**SHORT TASK:** Find how many lines in the data below include the word "SHIPPING", then write only that number.

Dataset entries:

--

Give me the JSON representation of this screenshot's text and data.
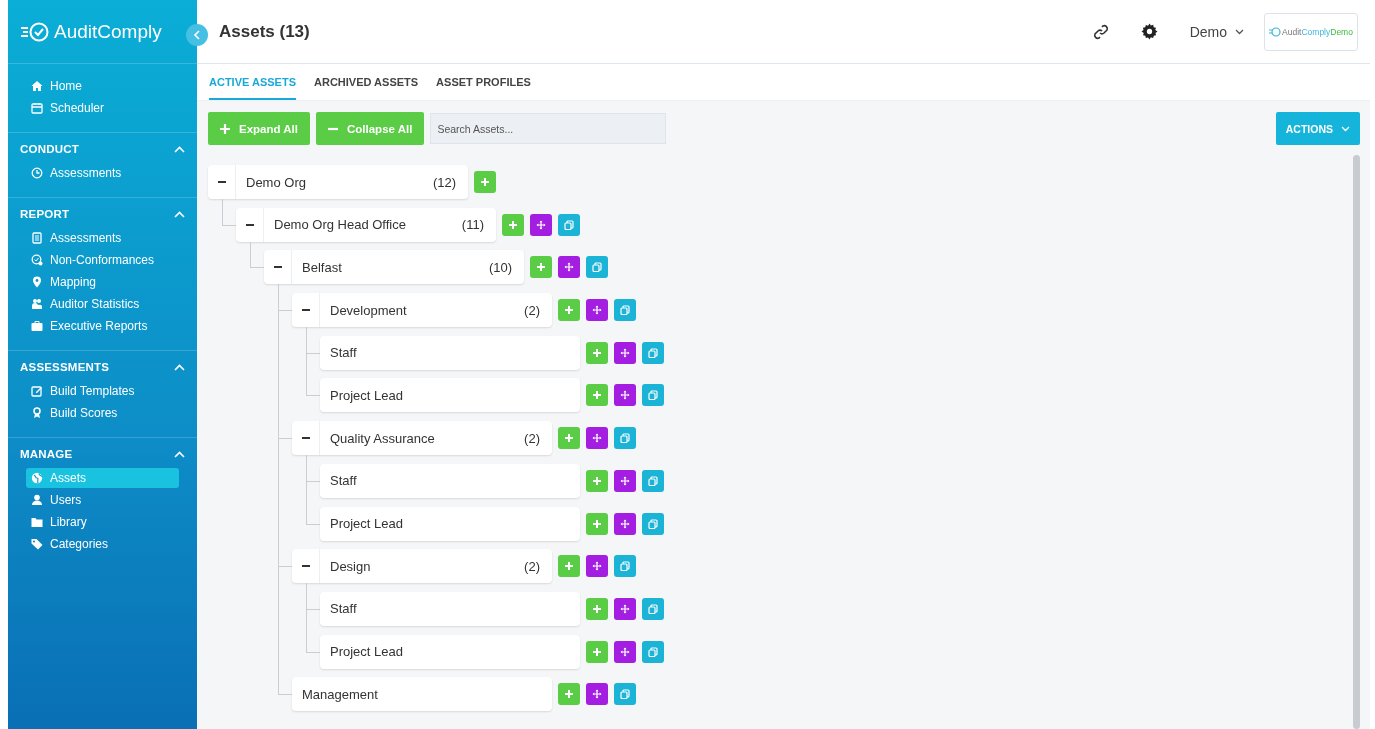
{
  "sidebar": {
    "logo": "AuditComply",
    "top_items": [
      {
        "label": "Home",
        "selected": false
      },
      {
        "label": "Scheduler",
        "selected": false
      }
    ],
    "sections": [
      {
        "title": "CONDUCT",
        "expanded": true,
        "items": [
          {
            "label": "Assessments",
            "selected": false
          }
        ]
      },
      {
        "title": "REPORT",
        "expanded": true,
        "items": [
          {
            "label": "Assessments",
            "selected": false
          },
          {
            "label": "Non-Conformances",
            "selected": false
          },
          {
            "label": "Mapping",
            "selected": false
          },
          {
            "label": "Auditor Statistics",
            "selected": false
          },
          {
            "label": "Executive Reports",
            "selected": false
          }
        ]
      },
      {
        "title": "ASSESSMENTS",
        "expanded": true,
        "items": [
          {
            "label": "Build Templates",
            "selected": false
          },
          {
            "label": "Build Scores",
            "selected": false
          }
        ]
      },
      {
        "title": "MANAGE",
        "expanded": true,
        "items": [
          {
            "label": "Assets",
            "selected": true
          },
          {
            "label": "Users",
            "selected": false
          },
          {
            "label": "Library",
            "selected": false
          },
          {
            "label": "Categories",
            "selected": false
          }
        ]
      }
    ]
  },
  "header": {
    "title": "Assets (13)",
    "user": "Demo",
    "company_logo": [
      "Audit",
      "Comply",
      "Demo"
    ]
  },
  "tabs": [
    {
      "label": "ACTIVE ASSETS",
      "selected": true
    },
    {
      "label": "ARCHIVED ASSETS",
      "selected": false
    },
    {
      "label": "ASSET PROFILES",
      "selected": false
    }
  ],
  "toolbar": {
    "expand_all": "Expand All",
    "collapse_all": "Collapse All",
    "search": {
      "placeholder": "Search Assets..."
    },
    "actions": "ACTIONS"
  },
  "tree": [
    {
      "name": "Demo Org",
      "count": "(12)",
      "expanded": true,
      "actions": [
        {
          "kind": "add"
        }
      ],
      "children": [
        {
          "name": "Demo Org Head Office",
          "count": "(11)",
          "expanded": true,
          "actions": [
            {
              "kind": "add"
            },
            {
              "kind": "move"
            },
            {
              "kind": "copy"
            }
          ],
          "children": [
            {
              "name": "Belfast",
              "count": "(10)",
              "expanded": true,
              "actions": [
                {
                  "kind": "add"
                },
                {
                  "kind": "move"
                },
                {
                  "kind": "copy"
                }
              ],
              "children": [
                {
                  "name": "Development",
                  "count": "(2)",
                  "expanded": true,
                  "actions": [
                    {
                      "kind": "add"
                    },
                    {
                      "kind": "move"
                    },
                    {
                      "kind": "copy"
                    }
                  ],
                  "children": [
                    {
                      "name": "Staff",
                      "actions": [
                        {
                          "kind": "add"
                        },
                        {
                          "kind": "move"
                        },
                        {
                          "kind": "copy"
                        }
                      ]
                    },
                    {
                      "name": "Project Lead",
                      "actions": [
                        {
                          "kind": "add"
                        },
                        {
                          "kind": "move"
                        },
                        {
                          "kind": "copy"
                        }
                      ]
                    }
                  ]
                },
                {
                  "name": "Quality Assurance",
                  "count": "(2)",
                  "expanded": true,
                  "actions": [
                    {
                      "kind": "add"
                    },
                    {
                      "kind": "move"
                    },
                    {
                      "kind": "copy"
                    }
                  ],
                  "children": [
                    {
                      "name": "Staff",
                      "actions": [
                        {
                          "kind": "add"
                        },
                        {
                          "kind": "move"
                        },
                        {
                          "kind": "copy"
                        }
                      ]
                    },
                    {
                      "name": "Project Lead",
                      "actions": [
                        {
                          "kind": "add"
                        },
                        {
                          "kind": "move"
                        },
                        {
                          "kind": "copy"
                        }
                      ]
                    }
                  ]
                },
                {
                  "name": "Design",
                  "count": "(2)",
                  "expanded": true,
                  "actions": [
                    {
                      "kind": "add"
                    },
                    {
                      "kind": "move"
                    },
                    {
                      "kind": "copy"
                    }
                  ],
                  "children": [
                    {
                      "name": "Staff",
                      "actions": [
                        {
                          "kind": "add"
                        },
                        {
                          "kind": "move"
                        },
                        {
                          "kind": "copy"
                        }
                      ]
                    },
                    {
                      "name": "Project Lead",
                      "actions": [
                        {
                          "kind": "add"
                        },
                        {
                          "kind": "move"
                        },
                        {
                          "kind": "copy"
                        }
                      ]
                    }
                  ]
                },
                {
                  "name": "Management",
                  "actions": [
                    {
                      "kind": "add"
                    },
                    {
                      "kind": "move"
                    },
                    {
                      "kind": "copy"
                    }
                  ]
                }
              ]
            }
          ]
        }
      ]
    }
  ]
}
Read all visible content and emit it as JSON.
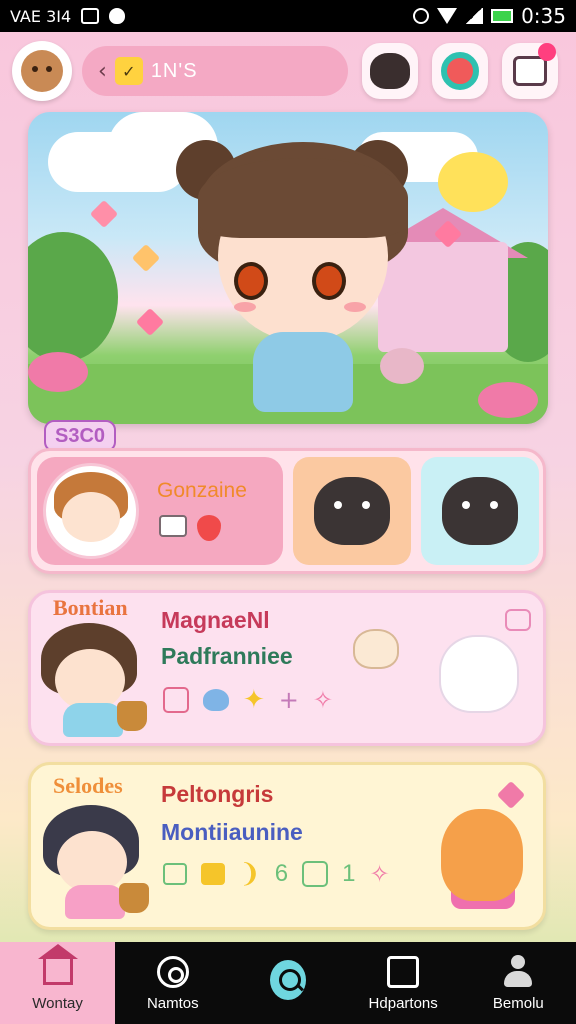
{
  "status_bar": {
    "left_text": "VAE 3I4",
    "time": "0:35"
  },
  "header": {
    "search_text": "1N'S",
    "chip_glyph": "✓",
    "notification_count": ""
  },
  "hero": {
    "badge": "S3C0"
  },
  "cards": [
    {
      "title": "Gonzaine"
    },
    {
      "tag": "Bontian",
      "title": "MagnaeNl",
      "subtitle": "Padfranniee"
    },
    {
      "tag": "Selodes",
      "title": "Peltongris",
      "subtitle": "Montiiaunine",
      "num_a": "6",
      "num_b": "1"
    }
  ],
  "bottom_nav": [
    {
      "label": "Wontay",
      "icon": "home-icon",
      "active": true
    },
    {
      "label": "Namtos",
      "icon": "pin-icon",
      "active": false
    },
    {
      "label": "",
      "icon": "search-icon",
      "active": false
    },
    {
      "label": "Hdpartons",
      "icon": "tablet-icon",
      "active": false
    },
    {
      "label": "Bemolu",
      "icon": "person-icon",
      "active": false
    }
  ],
  "colors": {
    "accent_pink": "#f8b6cf",
    "nav_bg": "#0b0b0b",
    "teal": "#6fd6df"
  }
}
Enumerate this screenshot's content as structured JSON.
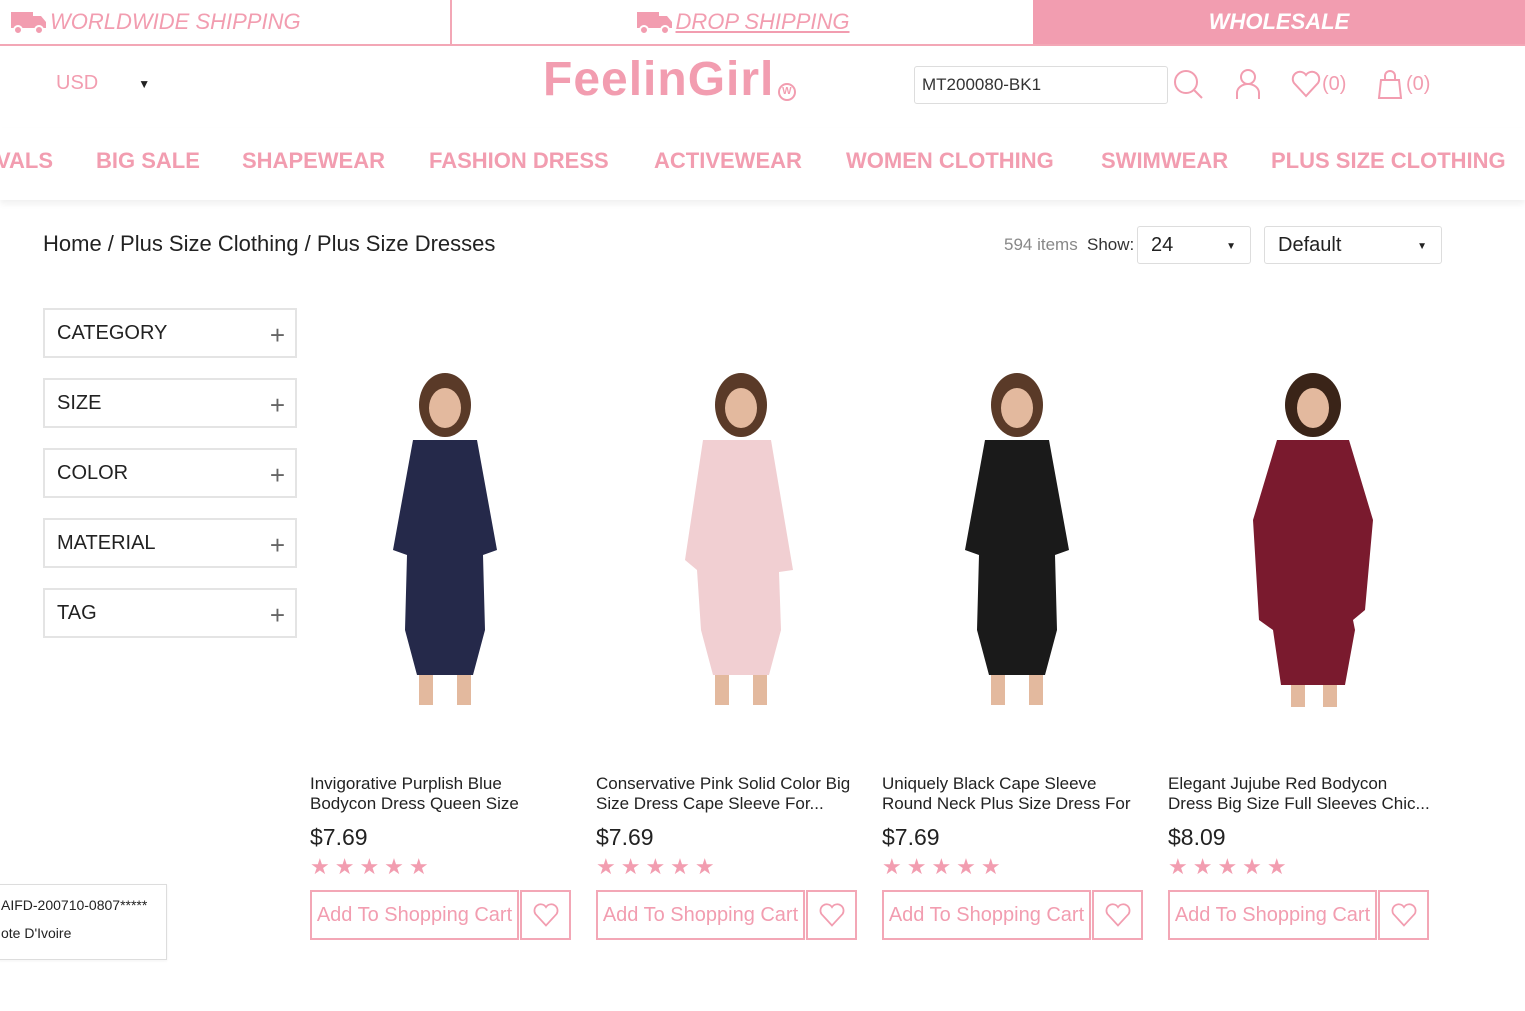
{
  "topbar": {
    "worldwide": "WORLDWIDE SHIPPING",
    "drop": "DROP SHIPPING",
    "wholesale": "WHOLESALE"
  },
  "header": {
    "currency": "USD",
    "logo": "FeelinGirl",
    "search_value": "MT200080-BK1",
    "wishlist_count": "(0)",
    "cart_count": "(0)"
  },
  "nav": [
    "VALS",
    "BIG SALE",
    "SHAPEWEAR",
    "FASHION DRESS",
    "ACTIVEWEAR",
    "WOMEN CLOTHING",
    "SWIMWEAR",
    "PLUS SIZE CLOTHING"
  ],
  "breadcrumb": "Home / Plus Size Clothing / Plus Size Dresses",
  "listing": {
    "items_count": "594 items",
    "show_label": "Show:",
    "per_page": "24",
    "sort": "Default"
  },
  "filters": [
    "CATEGORY",
    "SIZE",
    "COLOR",
    "MATERIAL",
    "TAG"
  ],
  "products": [
    {
      "title": "Invigorative Purplish Blue Bodycon Dress Queen Size Round ...",
      "price": "$7.69",
      "rating": 5,
      "dress_color": "#25294a",
      "cart_label": "Add To Shopping Cart"
    },
    {
      "title": "Conservative Pink Solid Color Big Size Dress Cape Sleeve For...",
      "price": "$7.69",
      "rating": 5,
      "dress_color": "#f1cfd2",
      "cart_label": "Add To Shopping Cart"
    },
    {
      "title": "Uniquely Black Cape Sleeve Round Neck Plus Size Dress For ...",
      "price": "$7.69",
      "rating": 5,
      "dress_color": "#1a1a1a",
      "cart_label": "Add To Shopping Cart"
    },
    {
      "title": "Elegant Jujube Red Bodycon Dress Big Size Full Sleeves Chic...",
      "price": "$8.09",
      "rating": 5,
      "dress_color": "#7a1a2e",
      "cart_label": "Add To Shopping Cart"
    }
  ],
  "popup": {
    "line1": "AIFD-200710-0807*****",
    "line2": "ote D'Ivoire"
  },
  "colors": {
    "accent": "#f29db0"
  }
}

--

**FINISHED ANSWER:** 2